### INSTRUCTION:
Below is a set of records. Repeat all of them exactly.

====== STORED DATA ======

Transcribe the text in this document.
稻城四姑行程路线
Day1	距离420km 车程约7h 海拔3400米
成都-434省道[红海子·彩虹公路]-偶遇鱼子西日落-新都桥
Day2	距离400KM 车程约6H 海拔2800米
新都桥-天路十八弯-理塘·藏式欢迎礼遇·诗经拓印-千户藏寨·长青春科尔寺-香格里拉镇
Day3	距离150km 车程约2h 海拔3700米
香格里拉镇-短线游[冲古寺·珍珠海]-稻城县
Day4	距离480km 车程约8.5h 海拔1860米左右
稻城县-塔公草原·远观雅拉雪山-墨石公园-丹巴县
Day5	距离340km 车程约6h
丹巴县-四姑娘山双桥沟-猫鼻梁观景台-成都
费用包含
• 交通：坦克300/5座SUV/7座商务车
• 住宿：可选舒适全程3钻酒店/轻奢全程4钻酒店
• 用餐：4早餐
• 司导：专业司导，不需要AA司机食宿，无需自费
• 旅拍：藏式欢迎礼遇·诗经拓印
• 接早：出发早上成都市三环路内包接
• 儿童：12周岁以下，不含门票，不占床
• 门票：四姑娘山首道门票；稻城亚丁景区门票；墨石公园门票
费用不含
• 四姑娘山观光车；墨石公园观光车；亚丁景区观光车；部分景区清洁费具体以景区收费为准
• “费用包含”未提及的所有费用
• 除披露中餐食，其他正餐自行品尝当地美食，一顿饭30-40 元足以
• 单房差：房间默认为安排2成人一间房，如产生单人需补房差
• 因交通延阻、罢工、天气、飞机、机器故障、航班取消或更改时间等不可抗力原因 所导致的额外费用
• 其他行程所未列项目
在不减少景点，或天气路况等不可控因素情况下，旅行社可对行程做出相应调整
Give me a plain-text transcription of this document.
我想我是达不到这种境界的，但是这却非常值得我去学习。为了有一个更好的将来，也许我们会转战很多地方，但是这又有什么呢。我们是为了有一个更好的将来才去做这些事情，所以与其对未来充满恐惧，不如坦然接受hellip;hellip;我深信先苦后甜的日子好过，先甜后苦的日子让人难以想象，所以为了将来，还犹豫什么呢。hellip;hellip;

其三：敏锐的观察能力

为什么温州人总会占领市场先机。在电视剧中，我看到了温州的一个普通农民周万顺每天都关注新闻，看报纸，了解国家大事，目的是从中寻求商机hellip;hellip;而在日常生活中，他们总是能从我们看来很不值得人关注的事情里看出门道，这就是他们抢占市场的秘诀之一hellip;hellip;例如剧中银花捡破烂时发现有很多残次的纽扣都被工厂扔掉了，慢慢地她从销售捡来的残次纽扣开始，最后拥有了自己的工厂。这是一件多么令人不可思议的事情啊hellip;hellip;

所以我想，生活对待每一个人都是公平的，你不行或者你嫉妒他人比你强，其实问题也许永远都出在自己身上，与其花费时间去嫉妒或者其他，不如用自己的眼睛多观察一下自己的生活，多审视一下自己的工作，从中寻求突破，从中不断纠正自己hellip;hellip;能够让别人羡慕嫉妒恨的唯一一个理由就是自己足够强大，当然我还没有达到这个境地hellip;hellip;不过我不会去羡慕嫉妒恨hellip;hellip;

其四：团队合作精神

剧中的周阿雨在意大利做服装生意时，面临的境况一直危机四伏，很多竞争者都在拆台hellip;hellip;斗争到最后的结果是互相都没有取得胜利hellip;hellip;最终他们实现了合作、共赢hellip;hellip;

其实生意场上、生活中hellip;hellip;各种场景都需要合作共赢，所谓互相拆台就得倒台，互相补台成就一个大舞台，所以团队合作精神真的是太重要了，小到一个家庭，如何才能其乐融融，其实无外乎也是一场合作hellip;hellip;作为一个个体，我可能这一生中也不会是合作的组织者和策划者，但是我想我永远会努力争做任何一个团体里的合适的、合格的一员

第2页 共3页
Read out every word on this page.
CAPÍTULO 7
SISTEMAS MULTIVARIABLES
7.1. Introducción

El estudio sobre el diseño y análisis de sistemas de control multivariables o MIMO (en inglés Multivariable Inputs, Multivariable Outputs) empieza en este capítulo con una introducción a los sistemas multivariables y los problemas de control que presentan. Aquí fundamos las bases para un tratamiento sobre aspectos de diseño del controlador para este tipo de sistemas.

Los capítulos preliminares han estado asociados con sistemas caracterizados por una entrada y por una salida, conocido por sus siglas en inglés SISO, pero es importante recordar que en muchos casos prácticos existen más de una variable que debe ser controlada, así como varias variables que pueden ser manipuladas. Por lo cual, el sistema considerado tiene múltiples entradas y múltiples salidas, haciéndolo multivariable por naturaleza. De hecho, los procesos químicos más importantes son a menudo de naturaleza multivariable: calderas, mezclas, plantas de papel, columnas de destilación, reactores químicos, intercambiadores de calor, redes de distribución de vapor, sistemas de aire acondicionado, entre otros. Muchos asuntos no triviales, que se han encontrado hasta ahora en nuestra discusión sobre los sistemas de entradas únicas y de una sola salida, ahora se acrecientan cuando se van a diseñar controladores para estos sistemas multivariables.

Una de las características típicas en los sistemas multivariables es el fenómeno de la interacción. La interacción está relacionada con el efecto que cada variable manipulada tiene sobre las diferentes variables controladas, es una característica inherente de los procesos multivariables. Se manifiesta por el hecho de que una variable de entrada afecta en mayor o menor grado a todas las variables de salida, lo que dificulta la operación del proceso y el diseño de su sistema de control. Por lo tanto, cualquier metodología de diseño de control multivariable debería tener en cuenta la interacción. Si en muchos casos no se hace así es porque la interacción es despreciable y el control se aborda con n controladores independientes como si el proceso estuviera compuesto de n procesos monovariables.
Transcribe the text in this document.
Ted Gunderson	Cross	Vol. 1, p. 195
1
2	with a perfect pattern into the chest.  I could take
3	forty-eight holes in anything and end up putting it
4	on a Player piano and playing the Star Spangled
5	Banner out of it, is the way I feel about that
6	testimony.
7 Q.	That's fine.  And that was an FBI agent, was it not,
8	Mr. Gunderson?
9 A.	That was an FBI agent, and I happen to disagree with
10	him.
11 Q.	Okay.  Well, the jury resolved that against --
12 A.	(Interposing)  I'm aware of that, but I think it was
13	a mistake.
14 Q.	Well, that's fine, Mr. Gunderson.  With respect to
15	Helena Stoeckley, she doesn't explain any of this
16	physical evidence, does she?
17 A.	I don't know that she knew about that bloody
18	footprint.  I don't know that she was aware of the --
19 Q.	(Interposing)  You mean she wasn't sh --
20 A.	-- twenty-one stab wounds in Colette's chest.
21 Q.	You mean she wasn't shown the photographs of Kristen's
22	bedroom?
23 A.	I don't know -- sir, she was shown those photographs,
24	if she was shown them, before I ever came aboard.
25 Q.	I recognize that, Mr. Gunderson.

======

### REPLY:
Transcribe the text in this document.
稻城四姑行程路线
Day1	距离420km 车程约7h 海拔3400米
成都-434省道[红海子·彩虹公路]-偶遇鱼子西日落-新都桥
Day2	距离400KM 车程约6H 海拔2800米
新都桥-天路十八弯-理塘·藏式欢迎礼遇·诗经拓印-千户藏寨·长青春科尔寺-香格里拉镇
Day3	距离150km 车程约2h 海拔3700米
香格里拉镇-短线游[冲古寺·珍珠海]-稻城县
Day4	距离480km 车程约8.5h 海拔1860米左右
稻城县-塔公草原·远观雅拉雪山-墨石公园-丹巴县
Day5	距离340km 车程约6h
丹巴县-四姑娘山双桥沟-猫鼻梁观景台-成都
费用包含
• 交通：坦克300/5座SUV/7座商务车
• 住宿：可选舒适全程3钻酒店/轻奢全程4钻酒店
• 用餐：4早餐
• 司导：专业司导，不需要AA司机食宿，无需自费
• 旅拍：藏式欢迎礼遇·诗经拓印
• 接早：出发早上成都市三环路内包接
• 儿童：12周岁以下，不含门票，不占床
• 门票：四姑娘山首道门票；稻城亚丁景区门票；墨石公园门票
费用不含
• 四姑娘山观光车；墨石公园观光车；亚丁景区观光车；部分景区清洁费具体以景区收费为准
• “费用包含”未提及的所有费用
• 除披露中餐食，其他正餐自行品尝当地美食，一顿饭30-40 元足以
• 单房差：房间默认为安排2成人一间房，如产生单人需补房差
• 因交通延阻、罢工、天气、飞机、机器故障、航班取消或更改时间等不可抗力原因 所导致的额外费用
• 其他行程所未列项目
在不减少景点，或天气路况等不可控因素情况下，旅行社可对行程做出相应调整
Give me a plain-text transcription of this document.
我想我是达不到这种境界的，但是这却非常值得我去学习。为了有一个更好的将来，也许我们会转战很多地方，但是这又有什么呢。我们是为了有一个更好的将来才去做这些事情，所以与其对未来充满恐惧，不如坦然接受hellip;hellip;我深信先苦后甜的日子好过，先甜后苦的日子让人难以想象，所以为了将来，还犹豫什么呢。hellip;hellip;

其三：敏锐的观察能力

为什么温州人总会占领市场先机。在电视剧中，我看到了温州的一个普通农民周万顺每天都关注新闻，看报纸，了解国家大事，目的是从中寻求商机hellip;hellip;而在日常生活中，他们总是能从我们看来很不值得人关注的事情里看出门道，这就是他们抢占市场的秘诀之一hellip;hellip;例如剧中银花捡破烂时发现有很多残次的纽扣都被工厂扔掉了，慢慢地她从销售捡来的残次纽扣开始，最后拥有了自己的工厂。这是一件多么令人不可思议的事情啊hellip;hellip;

所以我想，生活对待每一个人都是公平的，你不行或者你嫉妒他人比你强，其实问题也许永远都出在自己身上，与其花费时间去嫉妒或者其他，不如用自己的眼睛多观察一下自己的生活，多审视一下自己的工作，从中寻求突破，从中不断纠正自己hellip;hellip;能够让别人羡慕嫉妒恨的唯一一个理由就是自己足够强大，当然我还没有达到这个境地hellip;hellip;不过我不会去羡慕嫉妒恨hellip;hellip;

其四：团队合作精神

剧中的周阿雨在意大利做服装生意时，面临的境况一直危机四伏，很多竞争者都在拆台hellip;hellip;斗争到最后的结果是互相都没有取得胜利hellip;hellip;最终他们实现了合作、共赢hellip;hellip;

其实生意场上、生活中hellip;hellip;各种场景都需要合作共赢，所谓互相拆台就得倒台，互相补台成就一个大舞台，所以团队合作精神真的是太重要了，小到一个家庭，如何才能其乐融融，其实无外乎也是一场合作hellip;hellip;作为一个个体，我可能这一生中也不会是合作的组织者和策划者，但是我想我永远会努力争做任何一个团体里的合适的、合格的一员

第2页 共3页
Read out every word on this page.
CAPÍTULO 7
SISTEMAS MULTIVARIABLES
7.1. Introducción

El estudio sobre el diseño y análisis de sistemas de control multivariables o MIMO (en inglés Multivariable Inputs, Multivariable Outputs) empieza en este capítulo con una introducción a los sistemas multivariables y los problemas de control que presentan. Aquí fundamos las bases para un tratamiento sobre aspectos de diseño del controlador para este tipo de sistemas.

Los capítulos preliminares han estado asociados con sistemas caracterizados por una entrada y por una salida, conocido por sus siglas en inglés SISO, pero es importante recordar que en muchos casos prácticos existen más de una variable que debe ser controlada, así como varias variables que pueden ser manipuladas. Por lo cual, el sistema considerado tiene múltiples entradas y múltiples salidas, haciéndolo multivariable por naturaleza. De hecho, los procesos químicos más importantes son a menudo de naturaleza multivariable: calderas, mezclas, plantas de papel, columnas de destilación, reactores químicos, intercambiadores de calor, redes de distribución de vapor, sistemas de aire acondicionado, entre otros. Muchos asuntos no triviales, que se han encontrado hasta ahora en nuestra discusión sobre los sistemas de entradas únicas y de una sola salida, ahora se acrecientan cuando se van a diseñar controladores para estos sistemas multivariables.

Una de las características típicas en los sistemas multivariables es el fenómeno de la interacción. La interacción está relacionada con el efecto que cada variable manipulada tiene sobre las diferentes variables controladas, es una característica inherente de los procesos multivariables. Se manifiesta por el hecho de que una variable de entrada afecta en mayor o menor grado a todas las variables de salida, lo que dificulta la operación del proceso y el diseño de su sistema de control. Por lo tanto, cualquier metodología de diseño de control multivariable debería tener en cuenta la interacción. Si en muchos casos no se hace así es porque la interacción es despreciable y el control se aborda con n controladores independientes como si el proceso estuviera compuesto de n procesos monovariables.
Transcribe the text in this document.
Ted Gunderson	Cross	Vol. 1, p. 195
1
2	with a perfect pattern into the chest.  I could take
3	forty-eight holes in anything and end up putting it
4	on a Player piano and playing the Star Spangled
5	Banner out of it, is the way I feel about that
6	testimony.
7 Q.	That's fine.  And that was an FBI agent, was it not,
8	Mr. Gunderson?
9 A.	That was an FBI agent, and I happen to disagree with
10	him.
11 Q.	Okay.  Well, the jury resolved that against --
12 A.	(Interposing)  I'm aware of that, but I think it was
13	a mistake.
14 Q.	Well, that's fine, Mr. Gunderson.  With respect to
15	Helena Stoeckley, she doesn't explain any of this
16	physical evidence, does she?
17 A.	I don't know that she knew about that bloody
18	footprint.  I don't know that she was aware of the --
19 Q.	(Interposing)  You mean she wasn't sh --
20 A.	-- twenty-one stab wounds in Colette's chest.
21 Q.	You mean she wasn't shown the photographs of Kristen's
22	bedroom?
23 A.	I don't know -- sir, she was shown those photographs,
24	if she was shown them, before I ever came aboard.
25 Q.	I recognize that, Mr. Gunderson.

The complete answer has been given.